- _DESCRIPTION OF THE TASK_:
Copy the listing that follows, switching every "level-tag" to "level-marker" and keeping everything else the same.

-*-*-

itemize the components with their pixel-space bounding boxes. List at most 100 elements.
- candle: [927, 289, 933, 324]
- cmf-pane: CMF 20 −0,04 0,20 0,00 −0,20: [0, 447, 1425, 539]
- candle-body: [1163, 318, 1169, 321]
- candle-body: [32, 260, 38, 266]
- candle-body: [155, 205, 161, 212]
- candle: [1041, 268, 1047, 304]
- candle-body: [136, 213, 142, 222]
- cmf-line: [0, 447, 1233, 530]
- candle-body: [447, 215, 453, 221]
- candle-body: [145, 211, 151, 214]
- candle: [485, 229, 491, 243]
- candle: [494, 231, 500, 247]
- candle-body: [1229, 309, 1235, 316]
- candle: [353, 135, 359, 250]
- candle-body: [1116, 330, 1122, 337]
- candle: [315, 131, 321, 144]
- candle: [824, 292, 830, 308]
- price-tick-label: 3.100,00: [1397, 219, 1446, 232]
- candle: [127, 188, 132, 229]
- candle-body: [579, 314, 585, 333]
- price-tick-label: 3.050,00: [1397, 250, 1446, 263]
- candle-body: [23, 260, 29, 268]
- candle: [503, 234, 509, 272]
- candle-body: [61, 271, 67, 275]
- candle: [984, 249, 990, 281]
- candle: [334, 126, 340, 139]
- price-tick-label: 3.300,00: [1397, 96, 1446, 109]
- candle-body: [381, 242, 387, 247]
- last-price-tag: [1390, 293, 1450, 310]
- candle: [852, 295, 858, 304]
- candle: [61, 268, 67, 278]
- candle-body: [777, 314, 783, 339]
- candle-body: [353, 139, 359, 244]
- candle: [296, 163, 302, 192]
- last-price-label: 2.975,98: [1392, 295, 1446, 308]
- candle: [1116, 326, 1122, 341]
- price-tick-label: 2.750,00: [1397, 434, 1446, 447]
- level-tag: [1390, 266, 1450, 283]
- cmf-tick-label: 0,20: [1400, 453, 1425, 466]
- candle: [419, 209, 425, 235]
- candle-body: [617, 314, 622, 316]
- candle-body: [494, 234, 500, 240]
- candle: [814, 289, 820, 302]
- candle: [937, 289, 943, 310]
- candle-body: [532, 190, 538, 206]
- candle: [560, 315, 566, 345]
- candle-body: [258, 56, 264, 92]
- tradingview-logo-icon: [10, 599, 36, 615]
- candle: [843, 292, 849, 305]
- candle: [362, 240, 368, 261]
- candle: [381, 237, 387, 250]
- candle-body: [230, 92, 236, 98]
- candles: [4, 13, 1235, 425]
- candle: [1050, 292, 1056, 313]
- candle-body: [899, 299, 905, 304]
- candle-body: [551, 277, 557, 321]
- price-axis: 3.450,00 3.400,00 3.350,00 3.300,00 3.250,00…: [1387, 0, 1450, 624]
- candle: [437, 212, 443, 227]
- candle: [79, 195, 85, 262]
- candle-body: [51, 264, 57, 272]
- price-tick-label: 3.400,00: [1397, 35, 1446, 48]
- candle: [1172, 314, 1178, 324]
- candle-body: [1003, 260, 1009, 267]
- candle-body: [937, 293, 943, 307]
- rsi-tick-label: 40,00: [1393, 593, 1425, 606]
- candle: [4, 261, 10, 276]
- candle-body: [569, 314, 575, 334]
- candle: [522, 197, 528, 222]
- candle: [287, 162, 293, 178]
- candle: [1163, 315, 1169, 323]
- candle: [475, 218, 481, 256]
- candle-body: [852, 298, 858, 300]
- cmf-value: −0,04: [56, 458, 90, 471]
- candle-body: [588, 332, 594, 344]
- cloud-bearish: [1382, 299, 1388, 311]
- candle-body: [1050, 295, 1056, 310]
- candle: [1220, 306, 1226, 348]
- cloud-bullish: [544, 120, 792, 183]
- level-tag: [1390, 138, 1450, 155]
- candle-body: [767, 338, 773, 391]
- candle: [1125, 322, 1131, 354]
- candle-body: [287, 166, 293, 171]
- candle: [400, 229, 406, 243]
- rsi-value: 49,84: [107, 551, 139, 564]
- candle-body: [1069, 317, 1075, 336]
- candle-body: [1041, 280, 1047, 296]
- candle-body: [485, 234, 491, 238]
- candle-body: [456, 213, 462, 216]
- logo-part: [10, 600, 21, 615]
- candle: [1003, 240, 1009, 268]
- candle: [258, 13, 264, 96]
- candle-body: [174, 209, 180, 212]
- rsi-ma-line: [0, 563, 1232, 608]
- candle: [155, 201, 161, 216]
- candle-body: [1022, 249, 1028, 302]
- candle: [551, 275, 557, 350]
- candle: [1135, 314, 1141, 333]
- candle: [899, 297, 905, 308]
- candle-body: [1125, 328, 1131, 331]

-*-*-

- _EXERCISE RESPONSE_:
itemize the components with their pixel-space bounding boxes. List at most 100 elements.
- candle: [927, 289, 933, 324]
- cmf-pane: CMF 20 −0,04 0,20 0,00 −0,20: [0, 447, 1425, 539]
- candle-body: [1163, 318, 1169, 321]
- candle-body: [32, 260, 38, 266]
- candle-body: [155, 205, 161, 212]
- candle: [1041, 268, 1047, 304]
- candle-body: [136, 213, 142, 222]
- cmf-line: [0, 447, 1233, 530]
- candle-body: [447, 215, 453, 221]
- candle-body: [145, 211, 151, 214]
- candle: [485, 229, 491, 243]
- candle: [494, 231, 500, 247]
- candle-body: [1229, 309, 1235, 316]
- candle: [353, 135, 359, 250]
- candle-body: [1116, 330, 1122, 337]
- candle: [315, 131, 321, 144]
- candle: [824, 292, 830, 308]
- price-tick-label: 3.100,00: [1397, 219, 1446, 232]
- candle: [127, 188, 132, 229]
- candle-body: [579, 314, 585, 333]
- price-tick-label: 3.050,00: [1397, 250, 1446, 263]
- candle-body: [23, 260, 29, 268]
- candle: [503, 234, 509, 272]
- candle-body: [61, 271, 67, 275]
- candle: [984, 249, 990, 281]
- candle: [334, 126, 340, 139]
- price-tick-label: 3.300,00: [1397, 96, 1446, 109]
- candle-body: [381, 242, 387, 247]
- last-price-tag: [1390, 293, 1450, 310]
- candle: [852, 295, 858, 304]
- candle: [61, 268, 67, 278]
- candle-body: [777, 314, 783, 339]
- candle-body: [353, 139, 359, 244]
- candle: [296, 163, 302, 192]
- last-price-label: 2.975,98: [1392, 295, 1446, 308]
- candle: [1116, 326, 1122, 341]
- price-tick-label: 2.750,00: [1397, 434, 1446, 447]
- level-marker: [1390, 266, 1450, 283]
- cmf-tick-label: 0,20: [1400, 453, 1425, 466]
- candle: [419, 209, 425, 235]
- candle-body: [617, 314, 622, 316]
- candle-body: [494, 234, 500, 240]
- candle: [814, 289, 820, 302]
- candle: [937, 289, 943, 310]
- candle-body: [532, 190, 538, 206]
- candle: [560, 315, 566, 345]
- candle-body: [258, 56, 264, 92]
- tradingview-logo-icon: [10, 599, 36, 615]
- candle: [843, 292, 849, 305]
- candle: [362, 240, 368, 261]
- candle: [381, 237, 387, 250]
- candle-body: [230, 92, 236, 98]
- candles: [4, 13, 1235, 425]
- candle: [1050, 292, 1056, 313]
- candle-body: [899, 299, 905, 304]
- candle-body: [551, 277, 557, 321]
- price-axis: 3.450,00 3.400,00 3.350,00 3.300,00 3.250,00…: [1387, 0, 1450, 624]
- candle: [437, 212, 443, 227]
- candle: [79, 195, 85, 262]
- candle-body: [51, 264, 57, 272]
- price-tick-label: 3.400,00: [1397, 35, 1446, 48]
- candle: [1172, 314, 1178, 324]
- candle-body: [1003, 260, 1009, 267]
- candle-body: [937, 293, 943, 307]
- rsi-tick-label: 40,00: [1393, 593, 1425, 606]
- candle: [4, 261, 10, 276]
- candle-body: [569, 314, 575, 334]
- candle: [522, 197, 528, 222]
- candle: [287, 162, 293, 178]
- candle: [1163, 315, 1169, 323]
- candle: [475, 218, 481, 256]
- candle-body: [852, 298, 858, 300]
- cmf-value: −0,04: [56, 458, 90, 471]
- candle-body: [588, 332, 594, 344]
- cloud-bearish: [1382, 299, 1388, 311]
- candle-body: [1050, 295, 1056, 310]
- candle: [1220, 306, 1226, 348]
- cloud-bullish: [544, 120, 792, 183]
- level-marker: [1390, 138, 1450, 155]
- candle-body: [767, 338, 773, 391]
- candle: [1125, 322, 1131, 354]
- candle-body: [287, 166, 293, 171]
- candle: [400, 229, 406, 243]
- rsi-value: 49,84: [107, 551, 139, 564]
- candle-body: [1069, 317, 1075, 336]
- candle-body: [1041, 280, 1047, 296]
- candle-body: [485, 234, 491, 238]
- candle-body: [456, 213, 462, 216]
- logo-part: [10, 600, 21, 615]
- candle: [1003, 240, 1009, 268]
- candle: [258, 13, 264, 96]
- candle-body: [174, 209, 180, 212]
- rsi-ma-line: [0, 563, 1232, 608]
- candle: [155, 201, 161, 216]
- candle-body: [1022, 249, 1028, 302]
- candle: [551, 275, 557, 350]
- candle: [1135, 314, 1141, 333]
- candle: [899, 297, 905, 308]
- candle-body: [1125, 328, 1131, 331]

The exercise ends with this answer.